DESCRIPTION OF THE TASK
Verbatim output of all the material below is required.

## BEGIN ROWS

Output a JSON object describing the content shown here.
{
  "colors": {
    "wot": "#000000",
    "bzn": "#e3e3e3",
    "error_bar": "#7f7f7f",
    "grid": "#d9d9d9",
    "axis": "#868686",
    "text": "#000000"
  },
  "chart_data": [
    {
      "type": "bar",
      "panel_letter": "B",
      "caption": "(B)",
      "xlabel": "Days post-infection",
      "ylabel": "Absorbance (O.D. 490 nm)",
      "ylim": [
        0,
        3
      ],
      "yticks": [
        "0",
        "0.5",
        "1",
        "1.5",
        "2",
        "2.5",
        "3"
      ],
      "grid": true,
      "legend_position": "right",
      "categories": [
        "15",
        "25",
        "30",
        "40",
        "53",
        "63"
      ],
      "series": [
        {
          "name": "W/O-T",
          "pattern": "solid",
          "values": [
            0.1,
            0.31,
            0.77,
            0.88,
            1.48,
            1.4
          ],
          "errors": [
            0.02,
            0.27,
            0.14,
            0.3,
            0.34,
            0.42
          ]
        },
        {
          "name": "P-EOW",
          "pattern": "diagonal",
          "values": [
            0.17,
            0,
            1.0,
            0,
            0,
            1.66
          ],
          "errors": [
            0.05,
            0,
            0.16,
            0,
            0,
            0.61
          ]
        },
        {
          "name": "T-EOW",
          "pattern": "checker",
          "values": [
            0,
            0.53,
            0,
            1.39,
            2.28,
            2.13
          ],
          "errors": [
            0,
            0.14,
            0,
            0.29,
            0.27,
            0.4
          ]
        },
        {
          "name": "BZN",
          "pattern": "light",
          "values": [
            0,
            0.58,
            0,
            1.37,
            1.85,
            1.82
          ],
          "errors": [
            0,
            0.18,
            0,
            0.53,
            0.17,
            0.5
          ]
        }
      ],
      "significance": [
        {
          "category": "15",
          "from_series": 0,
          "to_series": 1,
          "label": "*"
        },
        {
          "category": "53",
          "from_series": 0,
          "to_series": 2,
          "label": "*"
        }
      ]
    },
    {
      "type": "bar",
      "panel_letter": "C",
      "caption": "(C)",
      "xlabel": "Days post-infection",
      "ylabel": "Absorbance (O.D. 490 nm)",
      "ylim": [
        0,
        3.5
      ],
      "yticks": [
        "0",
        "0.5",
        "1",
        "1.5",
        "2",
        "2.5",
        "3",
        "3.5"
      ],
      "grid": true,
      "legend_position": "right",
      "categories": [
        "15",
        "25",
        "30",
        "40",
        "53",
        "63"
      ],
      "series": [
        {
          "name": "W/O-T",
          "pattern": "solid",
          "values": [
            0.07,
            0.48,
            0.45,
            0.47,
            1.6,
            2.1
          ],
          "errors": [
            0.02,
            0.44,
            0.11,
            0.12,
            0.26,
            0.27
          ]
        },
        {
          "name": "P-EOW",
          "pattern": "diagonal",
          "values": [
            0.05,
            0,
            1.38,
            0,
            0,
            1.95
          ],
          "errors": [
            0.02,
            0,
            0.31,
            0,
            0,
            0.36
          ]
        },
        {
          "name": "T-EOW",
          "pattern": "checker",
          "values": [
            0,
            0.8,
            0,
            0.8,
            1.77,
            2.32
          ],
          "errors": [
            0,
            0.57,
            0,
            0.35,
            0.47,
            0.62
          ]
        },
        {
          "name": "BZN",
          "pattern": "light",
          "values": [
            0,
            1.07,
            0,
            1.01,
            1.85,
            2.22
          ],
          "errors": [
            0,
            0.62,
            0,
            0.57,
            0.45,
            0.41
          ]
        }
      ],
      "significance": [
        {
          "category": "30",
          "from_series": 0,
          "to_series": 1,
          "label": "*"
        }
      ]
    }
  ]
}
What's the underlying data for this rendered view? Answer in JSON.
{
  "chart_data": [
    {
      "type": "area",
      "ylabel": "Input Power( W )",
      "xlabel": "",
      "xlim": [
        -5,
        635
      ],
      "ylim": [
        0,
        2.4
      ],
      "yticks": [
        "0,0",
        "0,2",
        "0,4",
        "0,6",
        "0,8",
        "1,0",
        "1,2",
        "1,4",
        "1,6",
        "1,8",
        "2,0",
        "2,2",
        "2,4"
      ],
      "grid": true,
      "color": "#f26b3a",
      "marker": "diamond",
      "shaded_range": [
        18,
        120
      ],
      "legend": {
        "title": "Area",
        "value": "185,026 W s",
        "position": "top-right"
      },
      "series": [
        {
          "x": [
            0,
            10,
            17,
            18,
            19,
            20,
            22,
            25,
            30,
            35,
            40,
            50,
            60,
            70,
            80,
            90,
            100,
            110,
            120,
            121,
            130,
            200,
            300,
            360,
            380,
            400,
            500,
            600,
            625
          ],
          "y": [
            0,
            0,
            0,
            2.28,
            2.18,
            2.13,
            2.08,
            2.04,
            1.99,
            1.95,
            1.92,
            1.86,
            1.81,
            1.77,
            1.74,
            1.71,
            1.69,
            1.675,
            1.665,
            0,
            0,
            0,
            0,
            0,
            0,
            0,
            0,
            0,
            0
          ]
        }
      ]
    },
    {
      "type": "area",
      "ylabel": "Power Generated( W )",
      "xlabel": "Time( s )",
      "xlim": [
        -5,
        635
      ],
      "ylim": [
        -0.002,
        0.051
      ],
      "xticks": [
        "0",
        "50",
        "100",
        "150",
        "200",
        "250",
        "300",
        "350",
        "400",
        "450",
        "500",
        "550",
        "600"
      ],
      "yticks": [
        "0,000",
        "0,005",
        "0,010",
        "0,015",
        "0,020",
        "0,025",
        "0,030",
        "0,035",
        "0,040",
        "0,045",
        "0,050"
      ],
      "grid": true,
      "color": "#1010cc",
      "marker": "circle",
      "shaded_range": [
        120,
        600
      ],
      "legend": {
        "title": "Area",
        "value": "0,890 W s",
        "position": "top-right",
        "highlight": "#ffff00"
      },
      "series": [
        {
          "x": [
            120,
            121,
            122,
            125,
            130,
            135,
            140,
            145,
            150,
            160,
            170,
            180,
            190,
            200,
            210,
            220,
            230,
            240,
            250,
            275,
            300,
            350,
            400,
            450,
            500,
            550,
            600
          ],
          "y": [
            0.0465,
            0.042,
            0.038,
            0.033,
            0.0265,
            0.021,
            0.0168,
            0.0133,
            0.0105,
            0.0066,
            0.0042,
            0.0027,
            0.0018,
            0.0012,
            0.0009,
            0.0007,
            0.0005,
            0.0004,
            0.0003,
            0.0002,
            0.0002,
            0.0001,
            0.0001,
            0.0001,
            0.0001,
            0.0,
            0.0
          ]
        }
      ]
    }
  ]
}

## END ROWS

THE RESULT
Output a JSON object describing the content shown here.
{
  "colors": {
    "wot": "#000000",
    "bzn": "#e3e3e3",
    "error_bar": "#7f7f7f",
    "grid": "#d9d9d9",
    "axis": "#868686",
    "text": "#000000"
  },
  "chart_data": [
    {
      "type": "bar",
      "panel_letter": "B",
      "caption": "(B)",
      "xlabel": "Days post-infection",
      "ylabel": "Absorbance (O.D. 490 nm)",
      "ylim": [
        0,
        3
      ],
      "yticks": [
        "0",
        "0.5",
        "1",
        "1.5",
        "2",
        "2.5",
        "3"
      ],
      "grid": true,
      "legend_position": "right",
      "categories": [
        "15",
        "25",
        "30",
        "40",
        "53",
        "63"
      ],
      "series": [
        {
          "name": "W/O-T",
          "pattern": "solid",
          "values": [
            0.1,
            0.31,
            0.77,
            0.88,
            1.48,
            1.4
          ],
          "errors": [
            0.02,
            0.27,
            0.14,
            0.3,
            0.34,
            0.42
          ]
        },
        {
          "name": "P-EOW",
          "pattern": "diagonal",
          "values": [
            0.17,
            0,
            1.0,
            0,
            0,
            1.66
          ],
          "errors": [
            0.05,
            0,
            0.16,
            0,
            0,
            0.61
          ]
        },
        {
          "name": "T-EOW",
          "pattern": "checker",
          "values": [
            0,
            0.53,
            0,
            1.39,
            2.28,
            2.13
          ],
          "errors": [
            0,
            0.14,
            0,
            0.29,
            0.27,
            0.4
          ]
        },
        {
          "name": "BZN",
          "pattern": "light",
          "values": [
            0,
            0.58,
            0,
            1.37,
            1.85,
            1.82
          ],
          "errors": [
            0,
            0.18,
            0,
            0.53,
            0.17,
            0.5
          ]
        }
      ],
      "significance": [
        {
          "category": "15",
          "from_series": 0,
          "to_series": 1,
          "label": "*"
        },
        {
          "category": "53",
          "from_series": 0,
          "to_series": 2,
          "label": "*"
        }
      ]
    },
    {
      "type": "bar",
      "panel_letter": "C",
      "caption": "(C)",
      "xlabel": "Days post-infection",
      "ylabel": "Absorbance (O.D. 490 nm)",
      "ylim": [
        0,
        3.5
      ],
      "yticks": [
        "0",
        "0.5",
        "1",
        "1.5",
        "2",
        "2.5",
        "3",
        "3.5"
      ],
      "grid": true,
      "legend_position": "right",
      "categories": [
        "15",
        "25",
        "30",
        "40",
        "53",
        "63"
      ],
      "series": [
        {
          "name": "W/O-T",
          "pattern": "solid",
          "values": [
            0.07,
            0.48,
            0.45,
            0.47,
            1.6,
            2.1
          ],
          "errors": [
            0.02,
            0.44,
            0.11,
            0.12,
            0.26,
            0.27
          ]
        },
        {
          "name": "P-EOW",
          "pattern": "diagonal",
          "values": [
            0.05,
            0,
            1.38,
            0,
            0,
            1.95
          ],
          "errors": [
            0.02,
            0,
            0.31,
            0,
            0,
            0.36
          ]
        },
        {
          "name": "T-EOW",
          "pattern": "checker",
          "values": [
            0,
            0.8,
            0,
            0.8,
            1.77,
            2.32
          ],
          "errors": [
            0,
            0.57,
            0,
            0.35,
            0.47,
            0.62
          ]
        },
        {
          "name": "BZN",
          "pattern": "light",
          "values": [
            0,
            1.07,
            0,
            1.01,
            1.85,
            2.22
          ],
          "errors": [
            0,
            0.62,
            0,
            0.57,
            0.45,
            0.41
          ]
        }
      ],
      "significance": [
        {
          "category": "30",
          "from_series": 0,
          "to_series": 1,
          "label": "*"
        }
      ]
    }
  ]
}
What's the underlying data for this rendered view? Answer in JSON.
{
  "chart_data": [
    {
      "type": "area",
      "ylabel": "Input Power( W )",
      "xlabel": "",
      "xlim": [
        -5,
        635
      ],
      "ylim": [
        0,
        2.4
      ],
      "yticks": [
        "0,0",
        "0,2",
        "0,4",
        "0,6",
        "0,8",
        "1,0",
        "1,2",
        "1,4",
        "1,6",
        "1,8",
        "2,0",
        "2,2",
        "2,4"
      ],
      "grid": true,
      "color": "#f26b3a",
      "marker": "diamond",
      "shaded_range": [
        18,
        120
      ],
      "legend": {
        "title": "Area",
        "value": "185,026 W s",
        "position": "top-right"
      },
      "series": [
        {
          "x": [
            0,
            10,
            17,
            18,
            19,
            20,
            22,
            25,
            30,
            35,
            40,
            50,
            60,
            70,
            80,
            90,
            100,
            110,
            120,
            121,
            130,
            200,
            300,
            360,
            380,
            400,
            500,
            600,
            625
          ],
          "y": [
            0,
            0,
            0,
            2.28,
            2.18,
            2.13,
            2.08,
            2.04,
            1.99,
            1.95,
            1.92,
            1.86,
            1.81,
            1.77,
            1.74,
            1.71,
            1.69,
            1.675,
            1.665,
            0,
            0,
            0,
            0,
            0,
            0,
            0,
            0,
            0,
            0
          ]
        }
      ]
    },
    {
      "type": "area",
      "ylabel": "Power Generated( W )",
      "xlabel": "Time( s )",
      "xlim": [
        -5,
        635
      ],
      "ylim": [
        -0.002,
        0.051
      ],
      "xticks": [
        "0",
        "50",
        "100",
        "150",
        "200",
        "250",
        "300",
        "350",
        "400",
        "450",
        "500",
        "550",
        "600"
      ],
      "yticks": [
        "0,000",
        "0,005",
        "0,010",
        "0,015",
        "0,020",
        "0,025",
        "0,030",
        "0,035",
        "0,040",
        "0,045",
        "0,050"
      ],
      "grid": true,
      "color": "#1010cc",
      "marker": "circle",
      "shaded_range": [
        120,
        600
      ],
      "legend": {
        "title": "Area",
        "value": "0,890 W s",
        "position": "top-right",
        "highlight": "#ffff00"
      },
      "series": [
        {
          "x": [
            120,
            121,
            122,
            125,
            130,
            135,
            140,
            145,
            150,
            160,
            170,
            180,
            190,
            200,
            210,
            220,
            230,
            240,
            250,
            275,
            300,
            350,
            400,
            450,
            500,
            550,
            600
          ],
          "y": [
            0.0465,
            0.042,
            0.038,
            0.033,
            0.0265,
            0.021,
            0.0168,
            0.0133,
            0.0105,
            0.0066,
            0.0042,
            0.0027,
            0.0018,
            0.0012,
            0.0009,
            0.0007,
            0.0005,
            0.0004,
            0.0003,
            0.0002,
            0.0002,
            0.0001,
            0.0001,
            0.0001,
            0.0001,
            0.0,
            0.0
          ]
        }
      ]
    }
  ]
}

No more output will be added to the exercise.